» Source text:
━━━━

# Info on Arabian Ranches



## Spurdog (May 9, 2008)

Looking for info on AR. I've been looking at the Gazelle development or the Alma Townhouse as a possible place to relocate to. Can someone give me any pointers at which one maybe the best and why. I'm looking at a 3 B/R Villa. I know it is only 20-30 minutes from my place of work so distance shouldn't be a major problem (I hope). Looking on the www I should be able to get a property for 200,000 - 220,000 is this a fair reflection of what the properties are going for. PS: I like a bit of a garden
Any help very much appreciated. Out in 10 days time for a look round.
Thanks: Spur


----------



## Spurdog (May 9, 2008)

Any help on this one guys.


----------



## Ogri750 (Feb 14, 2008)

Well, I'm moving there next week, so may be able to give you some info then.

There is the Jumeirah English Speaking School right at the entrance, there is a little shopping complex too, with things like Burger King, Pizza Hut, opticians, bookshop, pharmacy, supermarket, mobile phone shop, Lloyds TSB etc


----------



## Spurdog (May 9, 2008)

━━━━

» Recorded information:
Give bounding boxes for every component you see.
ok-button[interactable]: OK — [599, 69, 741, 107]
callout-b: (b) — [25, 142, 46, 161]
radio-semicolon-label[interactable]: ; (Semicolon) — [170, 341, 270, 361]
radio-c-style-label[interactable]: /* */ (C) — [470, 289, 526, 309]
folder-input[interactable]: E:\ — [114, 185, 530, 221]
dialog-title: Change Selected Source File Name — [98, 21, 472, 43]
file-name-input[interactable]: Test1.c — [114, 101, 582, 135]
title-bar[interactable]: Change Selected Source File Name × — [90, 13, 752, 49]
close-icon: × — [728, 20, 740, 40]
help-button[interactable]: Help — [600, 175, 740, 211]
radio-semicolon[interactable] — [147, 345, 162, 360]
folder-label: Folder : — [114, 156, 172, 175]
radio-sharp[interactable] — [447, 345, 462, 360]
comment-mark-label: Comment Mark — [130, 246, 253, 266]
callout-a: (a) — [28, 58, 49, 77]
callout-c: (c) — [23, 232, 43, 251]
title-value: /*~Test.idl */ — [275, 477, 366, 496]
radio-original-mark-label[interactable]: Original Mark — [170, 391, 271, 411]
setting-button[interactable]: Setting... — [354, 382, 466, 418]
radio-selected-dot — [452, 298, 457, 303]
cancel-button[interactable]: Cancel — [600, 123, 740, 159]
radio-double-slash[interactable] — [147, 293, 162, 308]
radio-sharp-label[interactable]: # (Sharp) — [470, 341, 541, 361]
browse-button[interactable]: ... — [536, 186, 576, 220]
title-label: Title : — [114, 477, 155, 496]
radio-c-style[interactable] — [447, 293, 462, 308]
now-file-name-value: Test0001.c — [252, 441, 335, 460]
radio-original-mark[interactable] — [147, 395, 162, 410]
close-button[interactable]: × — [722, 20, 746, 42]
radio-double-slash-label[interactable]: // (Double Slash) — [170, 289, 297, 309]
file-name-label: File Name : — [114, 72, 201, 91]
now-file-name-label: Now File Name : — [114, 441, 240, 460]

━━━━

» What to work on: Write the next part of the forum thread about Arabian Ranches, starting with the body of Spurdog's last post.

» The answer:
Thanks OG
I fly in on the 10th for 5 days for a look round. AR is one of the places I intend looking at so if you have any info that might be of assistance it would be appreciated. Have you been out before to look at AR or are you going in 'blind'. What scheme would you recomend.


----------



## Iron Horse (Apr 10, 2008)

Not trying to throw rain on your sunny day, but I've heard that some people just got in other parts of AR and they were lucky to do so because places are difficult to obtain. Price wise you might be cutting it close. Get things locked in quickly if you can.


----------



## Ogri750 (Feb 14, 2008)

I met the real estate agent out there, but I had had a look (so to speak) over the web.

I'm moving into Alreem 2, and somehow managed to get a furnished place.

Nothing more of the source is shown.